> Layout annotation data
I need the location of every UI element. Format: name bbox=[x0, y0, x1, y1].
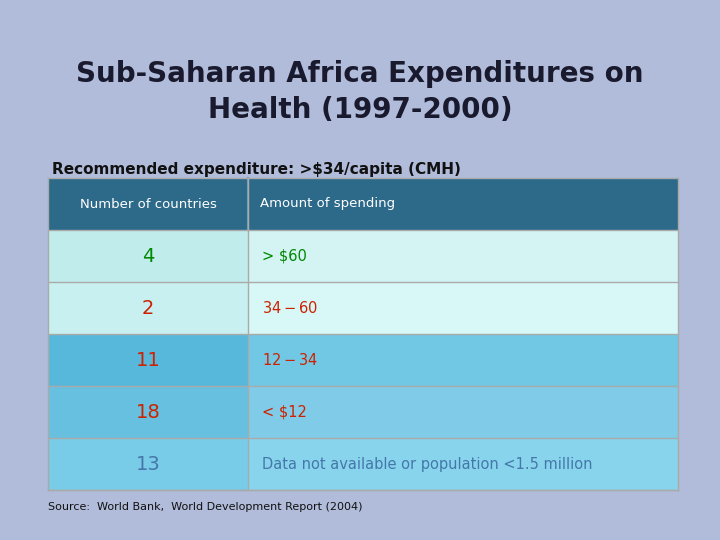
Bar bbox=[48, 334, 248, 386]
Bar bbox=[48, 386, 248, 438]
Text: Recommended expenditure: >$34/capita (CMH): Recommended expenditure: >$34/capita (CM… bbox=[52, 162, 461, 177]
Bar bbox=[48, 178, 678, 230]
Bar bbox=[248, 230, 678, 282]
Text: Number of countries: Number of countries bbox=[80, 198, 217, 211]
Bar bbox=[248, 386, 678, 438]
Text: > $60: > $60 bbox=[262, 248, 307, 264]
Text: Data not available or population <1.5 million: Data not available or population <1.5 mi… bbox=[262, 456, 593, 471]
Text: 4: 4 bbox=[142, 246, 154, 266]
Text: 11: 11 bbox=[135, 350, 161, 369]
Text: < $12: < $12 bbox=[262, 404, 307, 420]
Text: Sub-Saharan Africa Expenditures on
Health (1997-2000): Sub-Saharan Africa Expenditures on Healt… bbox=[76, 60, 644, 124]
Bar bbox=[48, 438, 248, 490]
Bar bbox=[248, 282, 678, 334]
Bar bbox=[48, 230, 248, 282]
Text: $12 - $34: $12 - $34 bbox=[262, 352, 318, 368]
Text: 13: 13 bbox=[135, 455, 161, 474]
Bar bbox=[248, 438, 678, 490]
Bar bbox=[248, 334, 678, 386]
Bar bbox=[48, 282, 248, 334]
Text: Amount of spending: Amount of spending bbox=[260, 198, 395, 211]
Text: Source:  World Bank,  World Development Report (2004): Source: World Bank, World Development Re… bbox=[48, 502, 362, 512]
Text: $34 - $60: $34 - $60 bbox=[262, 300, 318, 316]
Text: 2: 2 bbox=[142, 299, 154, 318]
Text: 18: 18 bbox=[135, 402, 161, 422]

> Exercise aim
Extract every line of the listing verbatim, leaving out the picture entries.

> Complete response
I need the location of every UI element. Format: name bbox=[x0, y0, x1, y1].
Bar bbox=[48, 334, 248, 386]
Bar bbox=[48, 386, 248, 438]
Text: Recommended expenditure: >$34/capita (CMH): Recommended expenditure: >$34/capita (CM… bbox=[52, 162, 461, 177]
Bar bbox=[48, 178, 678, 230]
Bar bbox=[248, 230, 678, 282]
Text: Number of countries: Number of countries bbox=[80, 198, 217, 211]
Bar bbox=[248, 386, 678, 438]
Text: > $60: > $60 bbox=[262, 248, 307, 264]
Text: Data not available or population <1.5 million: Data not available or population <1.5 mi… bbox=[262, 456, 593, 471]
Text: 4: 4 bbox=[142, 246, 154, 266]
Text: 11: 11 bbox=[135, 350, 161, 369]
Text: < $12: < $12 bbox=[262, 404, 307, 420]
Text: Sub-Saharan Africa Expenditures on
Health (1997-2000): Sub-Saharan Africa Expenditures on Healt… bbox=[76, 60, 644, 124]
Bar bbox=[48, 438, 248, 490]
Bar bbox=[248, 282, 678, 334]
Bar bbox=[48, 230, 248, 282]
Text: $12 - $34: $12 - $34 bbox=[262, 352, 318, 368]
Text: 13: 13 bbox=[135, 455, 161, 474]
Bar bbox=[248, 438, 678, 490]
Bar bbox=[248, 334, 678, 386]
Bar bbox=[48, 282, 248, 334]
Text: Amount of spending: Amount of spending bbox=[260, 198, 395, 211]
Text: Source:  World Bank,  World Development Report (2004): Source: World Bank, World Development Re… bbox=[48, 502, 362, 512]
Text: $34 - $60: $34 - $60 bbox=[262, 300, 318, 316]
Text: 2: 2 bbox=[142, 299, 154, 318]
Text: 18: 18 bbox=[135, 402, 161, 422]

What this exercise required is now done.